◆ DATA ◆
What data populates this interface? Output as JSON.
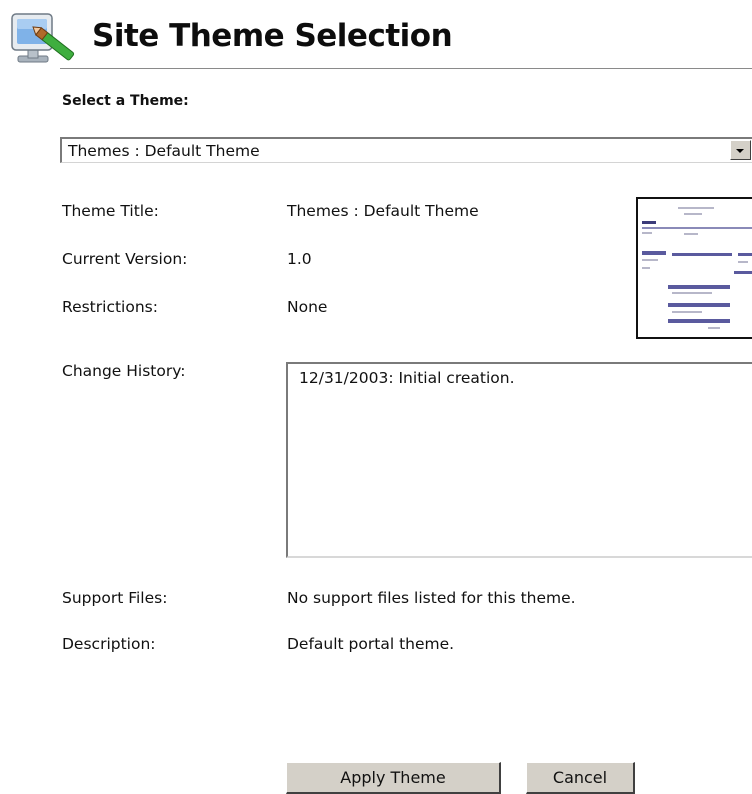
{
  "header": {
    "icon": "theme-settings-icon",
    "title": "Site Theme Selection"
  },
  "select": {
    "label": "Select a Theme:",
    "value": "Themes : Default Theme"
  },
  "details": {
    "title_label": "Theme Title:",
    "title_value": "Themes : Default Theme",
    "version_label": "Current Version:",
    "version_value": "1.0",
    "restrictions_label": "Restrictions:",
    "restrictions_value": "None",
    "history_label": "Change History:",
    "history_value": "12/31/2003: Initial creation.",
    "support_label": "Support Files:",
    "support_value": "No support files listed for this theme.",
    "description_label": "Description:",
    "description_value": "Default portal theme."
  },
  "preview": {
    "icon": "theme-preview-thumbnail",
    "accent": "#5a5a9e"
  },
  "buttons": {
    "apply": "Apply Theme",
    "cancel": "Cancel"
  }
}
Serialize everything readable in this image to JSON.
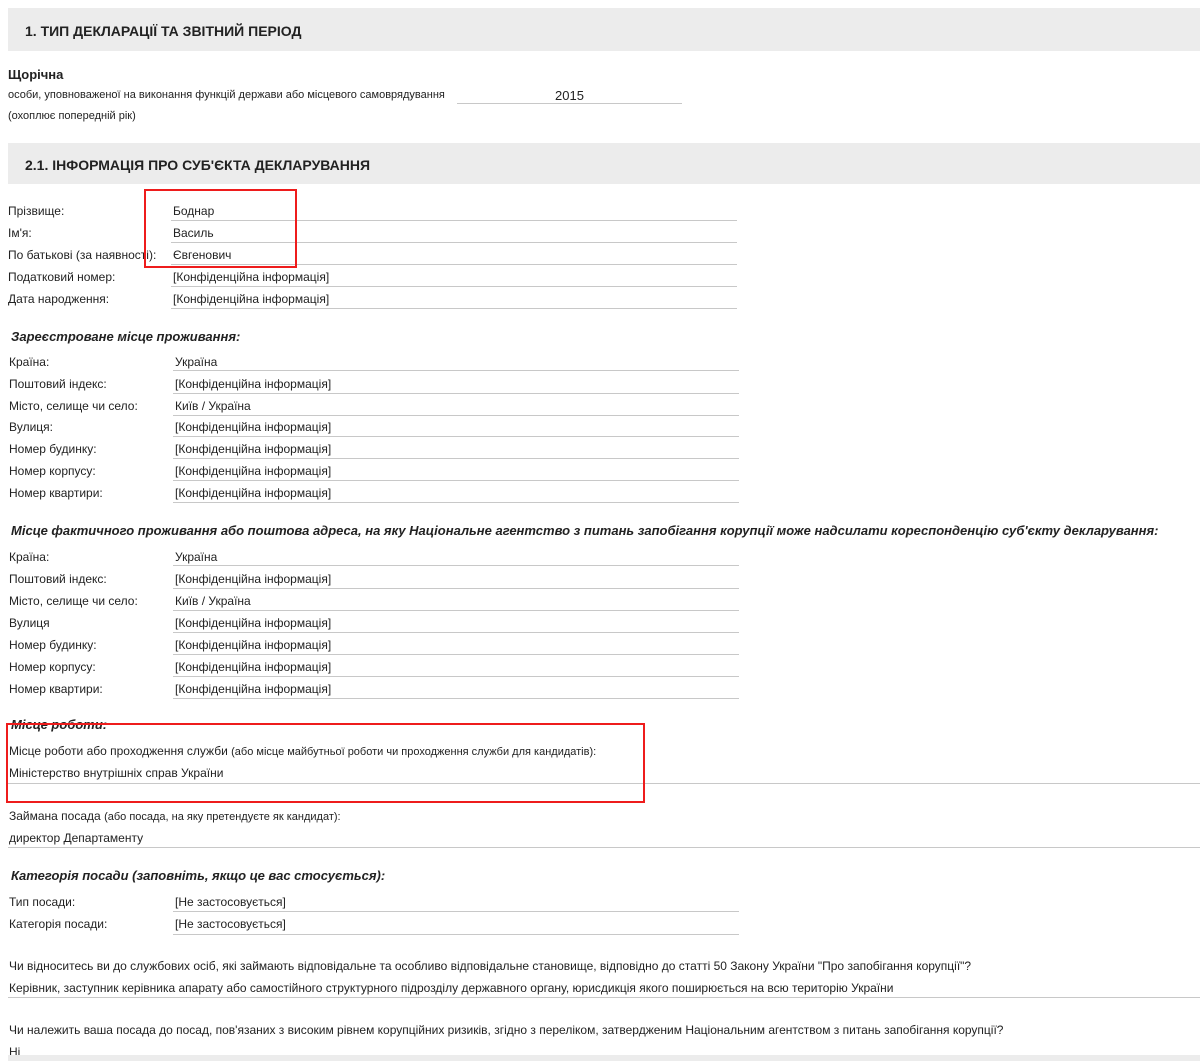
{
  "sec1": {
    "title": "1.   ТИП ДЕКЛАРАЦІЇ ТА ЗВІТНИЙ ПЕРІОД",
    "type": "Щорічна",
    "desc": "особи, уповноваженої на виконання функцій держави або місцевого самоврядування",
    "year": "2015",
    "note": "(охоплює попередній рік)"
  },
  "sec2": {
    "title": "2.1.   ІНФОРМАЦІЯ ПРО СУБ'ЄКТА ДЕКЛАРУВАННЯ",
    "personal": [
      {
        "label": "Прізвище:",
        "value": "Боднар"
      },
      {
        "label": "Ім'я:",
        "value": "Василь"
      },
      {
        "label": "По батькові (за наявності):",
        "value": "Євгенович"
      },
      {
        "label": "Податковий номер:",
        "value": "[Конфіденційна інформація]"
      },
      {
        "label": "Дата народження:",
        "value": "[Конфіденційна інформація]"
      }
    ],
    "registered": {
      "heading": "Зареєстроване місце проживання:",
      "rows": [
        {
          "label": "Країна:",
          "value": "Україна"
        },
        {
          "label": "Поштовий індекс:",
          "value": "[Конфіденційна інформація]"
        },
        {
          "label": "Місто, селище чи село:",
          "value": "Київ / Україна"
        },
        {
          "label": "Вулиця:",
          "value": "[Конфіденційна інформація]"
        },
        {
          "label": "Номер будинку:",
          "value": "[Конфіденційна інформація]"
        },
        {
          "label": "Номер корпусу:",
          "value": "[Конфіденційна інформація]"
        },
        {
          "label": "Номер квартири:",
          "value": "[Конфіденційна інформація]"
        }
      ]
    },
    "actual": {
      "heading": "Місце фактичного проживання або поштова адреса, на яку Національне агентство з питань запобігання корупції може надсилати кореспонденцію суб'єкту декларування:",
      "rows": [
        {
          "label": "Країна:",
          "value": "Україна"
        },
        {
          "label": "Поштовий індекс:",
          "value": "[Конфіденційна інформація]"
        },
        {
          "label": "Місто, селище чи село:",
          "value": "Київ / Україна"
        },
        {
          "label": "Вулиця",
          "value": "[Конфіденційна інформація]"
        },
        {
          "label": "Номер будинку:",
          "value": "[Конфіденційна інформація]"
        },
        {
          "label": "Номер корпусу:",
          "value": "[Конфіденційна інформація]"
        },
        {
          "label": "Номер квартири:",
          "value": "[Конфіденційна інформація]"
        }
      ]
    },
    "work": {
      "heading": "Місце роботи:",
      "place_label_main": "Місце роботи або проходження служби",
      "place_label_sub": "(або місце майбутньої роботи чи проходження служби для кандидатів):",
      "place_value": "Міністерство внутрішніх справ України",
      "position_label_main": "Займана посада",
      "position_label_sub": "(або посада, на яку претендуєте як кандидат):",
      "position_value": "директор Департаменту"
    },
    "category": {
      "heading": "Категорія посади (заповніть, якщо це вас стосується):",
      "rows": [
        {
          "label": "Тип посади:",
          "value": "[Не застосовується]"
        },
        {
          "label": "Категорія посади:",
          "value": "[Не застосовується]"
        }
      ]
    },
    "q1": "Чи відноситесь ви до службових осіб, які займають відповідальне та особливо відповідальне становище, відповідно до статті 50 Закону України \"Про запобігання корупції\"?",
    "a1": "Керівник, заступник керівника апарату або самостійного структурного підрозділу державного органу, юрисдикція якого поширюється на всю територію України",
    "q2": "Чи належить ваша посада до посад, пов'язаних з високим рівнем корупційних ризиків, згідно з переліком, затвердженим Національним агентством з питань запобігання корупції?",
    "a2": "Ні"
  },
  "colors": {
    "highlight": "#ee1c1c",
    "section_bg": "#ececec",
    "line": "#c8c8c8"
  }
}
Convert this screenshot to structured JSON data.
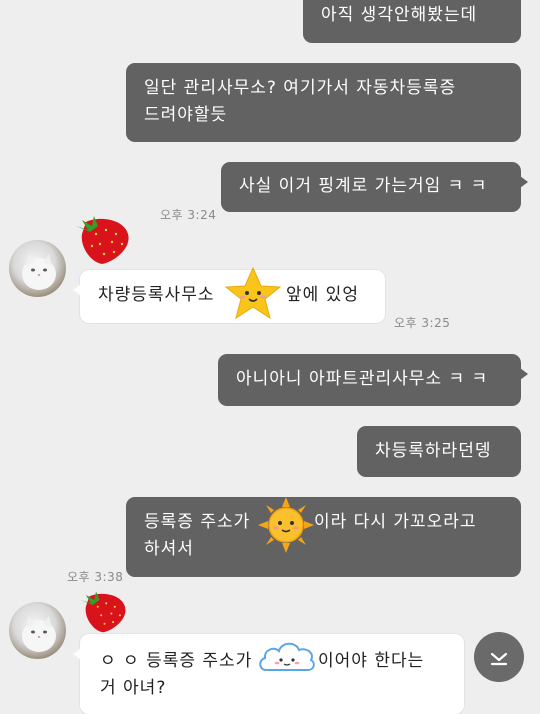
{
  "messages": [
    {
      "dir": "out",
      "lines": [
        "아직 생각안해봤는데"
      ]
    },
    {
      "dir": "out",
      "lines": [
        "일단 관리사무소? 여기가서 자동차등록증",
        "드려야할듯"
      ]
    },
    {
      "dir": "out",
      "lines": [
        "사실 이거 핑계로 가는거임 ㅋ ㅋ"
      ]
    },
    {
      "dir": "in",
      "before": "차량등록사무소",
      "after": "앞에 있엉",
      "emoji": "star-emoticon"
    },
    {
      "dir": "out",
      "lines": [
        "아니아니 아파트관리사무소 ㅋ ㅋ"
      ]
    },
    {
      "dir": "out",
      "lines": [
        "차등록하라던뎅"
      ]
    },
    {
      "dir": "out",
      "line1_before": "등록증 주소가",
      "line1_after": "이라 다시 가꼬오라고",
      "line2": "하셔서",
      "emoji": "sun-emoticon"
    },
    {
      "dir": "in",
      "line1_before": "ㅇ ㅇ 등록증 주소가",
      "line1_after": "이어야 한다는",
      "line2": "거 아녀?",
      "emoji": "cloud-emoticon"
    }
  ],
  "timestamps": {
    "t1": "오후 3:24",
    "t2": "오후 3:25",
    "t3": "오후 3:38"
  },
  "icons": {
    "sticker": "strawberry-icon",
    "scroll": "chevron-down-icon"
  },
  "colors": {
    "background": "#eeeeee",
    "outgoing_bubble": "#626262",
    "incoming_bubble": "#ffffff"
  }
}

◆ TASK DETAILS ◆
Look through the listing above. Pick out each line with "корупції" and copy it.

◆ SOLUTION TO THIS TASK ◆
      "heading": "Місце фактичного проживання або поштова адреса, на яку Національне агентство з питань запобігання корупції може надсилати кореспонденцію суб'єкту декларування:",
    "q1": "Чи відноситесь ви до службових осіб, які займають відповідальне та особливо відповідальне становище, відповідно до статті 50 Закону України \"Про запобігання корупції\"?",
    "q2": "Чи належить ваша посада до посад, пов'язаних з високим рівнем корупційних ризиків, згідно з переліком, затвердженим Національним агентством з питань запобігання корупції?",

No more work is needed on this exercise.